TEXT SEGMENT section start
THE HEALTHY ECONOMY

What are the biggest companies in the US?

Ask a large enough sample of Americans that question in the past and I bet you'd be able to assemble a full list of the Top 25 or 50 in the Fortune 500 fairly easily. Try the same experiment now and I'm not entirely sure some of them would ever come up. And that's very strange.

What are the first ones that came to mind when you read the opening sentence? Apple? Amazon? Walmart? GM? ExxonMobil? UPS? AT&T? Perusing the Fortune 500 list is an interesting exercise in assumptions vs. reality. Some are a lot lower than you'd think because the list ranks by revenue, not profit or market cap. So McDonald's doesn't crack the top 100. Google ("Alphabet") is 27th. UPS is 48th. Microsoft is 28th. Citibank is 30th. Citibank!

So what IS up at the top? My guesses were: banks, oil companies, and mega-retailers (Amazon, Costco, Walmart, etc). I wasn't way off, but the Top 25 had a few that were very odd to me:

1 Walmart
2 Berkshire Hathaway
3 Apple
4 Exxon Mobil
5 McKesson
6 UnitedHealth Group
7 CVS Health
8 General Motors
9 AT&T
10 Ford Motor
11 AmerisourceBergen
12 Amazon.com
13 General Electric
14 Verizon Communications
15 Cardinal Health
16 Costco
17 Walgreens Boots Alliance
18 Kroger
19 Chevron
20 Fannie Mae
21 J.P. Morgan Chase
22 Express Scripts Holdings
23 Home Depot
24 Boeing
25 Wells Fargo

Guys, I might be projecting my own ignorance here so correct me if I'm wrong, but I'm convinced that we could poll Americans by the tens of thousands before anyone mentioned "Express Scripts Holdings" as one of the 25 biggest companies in America. Not far behind on the list of "Never heard of them" candidates (unless you work in the medical or insurance industries) would be AmerisourceBergen, Cardinal Health, and McKesson.
TEXT SEGMENT section end
EXTRACTED RECORDS section start
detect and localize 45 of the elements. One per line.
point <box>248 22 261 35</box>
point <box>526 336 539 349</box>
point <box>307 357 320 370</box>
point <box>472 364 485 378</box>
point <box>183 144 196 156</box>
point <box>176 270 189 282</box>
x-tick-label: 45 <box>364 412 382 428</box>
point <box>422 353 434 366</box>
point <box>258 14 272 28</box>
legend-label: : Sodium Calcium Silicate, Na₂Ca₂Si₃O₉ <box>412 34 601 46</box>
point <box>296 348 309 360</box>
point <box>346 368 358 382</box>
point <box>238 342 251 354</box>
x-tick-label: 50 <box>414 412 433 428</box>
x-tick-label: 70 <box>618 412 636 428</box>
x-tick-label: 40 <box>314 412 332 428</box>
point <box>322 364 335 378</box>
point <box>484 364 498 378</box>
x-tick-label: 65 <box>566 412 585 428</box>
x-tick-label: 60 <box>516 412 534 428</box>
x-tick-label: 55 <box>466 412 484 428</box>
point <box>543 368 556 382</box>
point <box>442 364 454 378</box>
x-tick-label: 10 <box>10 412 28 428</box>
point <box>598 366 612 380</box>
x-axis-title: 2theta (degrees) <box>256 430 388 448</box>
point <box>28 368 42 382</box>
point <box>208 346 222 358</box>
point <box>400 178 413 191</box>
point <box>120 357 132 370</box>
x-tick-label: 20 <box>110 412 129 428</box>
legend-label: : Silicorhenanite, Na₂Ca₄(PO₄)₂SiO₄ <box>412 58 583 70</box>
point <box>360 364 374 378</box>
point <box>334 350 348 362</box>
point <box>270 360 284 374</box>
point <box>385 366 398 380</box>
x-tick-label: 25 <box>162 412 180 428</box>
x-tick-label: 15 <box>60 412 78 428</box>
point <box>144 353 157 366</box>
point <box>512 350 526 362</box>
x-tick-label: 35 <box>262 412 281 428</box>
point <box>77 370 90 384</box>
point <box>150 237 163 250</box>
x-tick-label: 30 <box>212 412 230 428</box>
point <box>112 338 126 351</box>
EXTRACTED RECORDS section end
TASK SET>
- 1) According to the text on America's biggest companies, what does the Fortune 500 list rank companies by?
- 2) Extend the text on America's biggest companies, picking up after its last sentence.

RESULTS FOR EACH TASK>
- 1) Revenue, not profit or market cap.

- 2)
Express Scripts, for the record, fulfills prescriptions by mail for some big institutional clients like TriSource (the military's health plan) and Blue Cross.

Does anyone think it's a little weird that 1/3 of this list is companies delivering pills from manufacturers to customers? McKesson, Express Scripts, CVS, Walgreens, and AmerisourceBergen do nothing but. Walmart and Kroger both derive a large part of their revenue from pharmacy (see Target's recent alliance with CVS). Two more of the remaining companies (UnitedHealth and Cardinal Health) are big hospital-pharmacy conglomerates.

Compare that to the first Fortune 500 (in 1955) or even more recent examples from the late 20th Century. Now, I understand that the economy is bound to change, and should change, over time. Big steel companies from the 1955 list are no longer the economic titans they once were for reasons we all understand. The economy will change. But it's a little odd to see hard evidence that one of the things it has changed to is…mailing each other pills.

It's an additional layer of weirdness to think that all of the 1955 companies are, for lack of a more precise term, things people have heard of. Things people recognized as Big Business (the holding company Esmark, like Berkshire Hathaway today, being perhaps the exception). Perhaps people who work in the medical / pharma / insurance industry take this as a given, but it just does not strike me as common knowledge what a massive share of our economy is currently made up of companies that pass out prescription drugs.

The argument that America is over-prescribed is common, as is the recognition that medical care and drugs in particular are overpriced. There is compelling evidence to support all of that, and combined with an aging population and the availability of more drugs to treat more conditions than in the past we have created a kind of perfect storm of medical spending.

This is weird. As recently as 1990 or 2000 there were zero companies related to health care in the top 25. It shouldn't be a surprise that companies that barely existed 20 years ago might be economic giants today, but if forced to guess I'm assuming most people would identify internet giants like Google, Amazon, Facebook, and the like as the likely candidates.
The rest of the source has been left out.